## BRIEF
Copy every line that contains the string "Yield" from the entries below.
━━━━━ DATA SUPPLIED ━━━━━
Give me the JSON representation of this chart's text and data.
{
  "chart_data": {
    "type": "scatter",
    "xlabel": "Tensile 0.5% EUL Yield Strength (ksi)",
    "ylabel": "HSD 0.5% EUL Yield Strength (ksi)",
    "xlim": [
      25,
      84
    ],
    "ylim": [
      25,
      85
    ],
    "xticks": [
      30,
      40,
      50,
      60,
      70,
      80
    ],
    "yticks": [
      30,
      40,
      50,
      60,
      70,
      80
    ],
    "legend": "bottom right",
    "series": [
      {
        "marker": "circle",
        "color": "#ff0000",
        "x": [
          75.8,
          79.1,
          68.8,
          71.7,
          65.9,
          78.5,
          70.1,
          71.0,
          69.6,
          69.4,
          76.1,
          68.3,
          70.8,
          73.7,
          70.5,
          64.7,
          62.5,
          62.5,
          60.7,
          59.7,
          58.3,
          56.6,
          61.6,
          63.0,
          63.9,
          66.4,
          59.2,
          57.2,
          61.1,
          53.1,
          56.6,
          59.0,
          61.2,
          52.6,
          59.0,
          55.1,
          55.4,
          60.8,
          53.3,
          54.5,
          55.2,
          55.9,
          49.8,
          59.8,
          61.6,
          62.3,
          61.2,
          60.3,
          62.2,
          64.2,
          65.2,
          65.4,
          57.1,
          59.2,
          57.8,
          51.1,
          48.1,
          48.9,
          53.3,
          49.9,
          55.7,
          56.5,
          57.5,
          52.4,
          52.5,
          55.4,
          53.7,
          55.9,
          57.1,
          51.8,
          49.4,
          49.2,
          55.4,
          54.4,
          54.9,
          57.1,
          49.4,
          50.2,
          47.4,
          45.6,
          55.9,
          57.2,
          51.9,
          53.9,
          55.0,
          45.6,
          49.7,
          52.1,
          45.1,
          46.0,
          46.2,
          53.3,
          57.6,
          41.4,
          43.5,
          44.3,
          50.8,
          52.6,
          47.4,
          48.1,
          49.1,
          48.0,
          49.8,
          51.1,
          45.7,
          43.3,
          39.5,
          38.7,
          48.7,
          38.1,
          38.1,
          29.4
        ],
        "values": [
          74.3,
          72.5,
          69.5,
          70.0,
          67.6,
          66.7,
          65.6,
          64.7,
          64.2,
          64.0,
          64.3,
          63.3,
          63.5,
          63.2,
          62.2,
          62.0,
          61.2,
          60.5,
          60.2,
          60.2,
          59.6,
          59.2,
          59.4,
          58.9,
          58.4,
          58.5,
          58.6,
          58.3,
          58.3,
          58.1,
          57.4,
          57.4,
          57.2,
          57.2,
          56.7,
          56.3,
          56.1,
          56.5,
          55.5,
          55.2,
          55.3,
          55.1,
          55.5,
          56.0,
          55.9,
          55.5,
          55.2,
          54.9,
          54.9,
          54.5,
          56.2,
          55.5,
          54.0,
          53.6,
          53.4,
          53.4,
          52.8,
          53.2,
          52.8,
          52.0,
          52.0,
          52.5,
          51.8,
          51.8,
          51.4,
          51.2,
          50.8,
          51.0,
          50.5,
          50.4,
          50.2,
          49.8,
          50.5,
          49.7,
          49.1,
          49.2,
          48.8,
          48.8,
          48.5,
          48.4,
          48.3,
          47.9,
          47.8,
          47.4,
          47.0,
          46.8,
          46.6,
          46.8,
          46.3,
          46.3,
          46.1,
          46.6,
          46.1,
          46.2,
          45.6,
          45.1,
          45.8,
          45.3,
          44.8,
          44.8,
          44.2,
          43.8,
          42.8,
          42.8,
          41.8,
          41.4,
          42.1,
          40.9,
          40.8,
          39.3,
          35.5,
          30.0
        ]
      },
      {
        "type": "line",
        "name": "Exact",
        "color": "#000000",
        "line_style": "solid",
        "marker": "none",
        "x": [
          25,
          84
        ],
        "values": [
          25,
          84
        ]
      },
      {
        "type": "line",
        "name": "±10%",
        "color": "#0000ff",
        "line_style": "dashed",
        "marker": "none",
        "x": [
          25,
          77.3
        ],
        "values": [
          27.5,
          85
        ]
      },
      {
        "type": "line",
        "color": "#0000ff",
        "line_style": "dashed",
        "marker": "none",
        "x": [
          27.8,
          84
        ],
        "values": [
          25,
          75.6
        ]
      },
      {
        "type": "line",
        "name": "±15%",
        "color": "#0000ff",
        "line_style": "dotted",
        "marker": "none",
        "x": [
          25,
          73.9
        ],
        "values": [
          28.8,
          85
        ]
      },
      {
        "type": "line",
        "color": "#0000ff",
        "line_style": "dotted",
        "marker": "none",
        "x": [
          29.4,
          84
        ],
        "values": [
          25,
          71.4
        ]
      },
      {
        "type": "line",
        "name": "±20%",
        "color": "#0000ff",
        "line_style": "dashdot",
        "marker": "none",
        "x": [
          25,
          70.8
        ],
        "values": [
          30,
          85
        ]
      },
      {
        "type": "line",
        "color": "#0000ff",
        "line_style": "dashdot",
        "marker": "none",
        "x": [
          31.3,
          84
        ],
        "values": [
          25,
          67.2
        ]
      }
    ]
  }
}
━━━━━
## TASK SOLUTION
    "xlabel": "Tensile 0.5% EUL Yield Strength (ksi)",
    "ylabel": "HSD 0.5% EUL Yield Strength (ksi)",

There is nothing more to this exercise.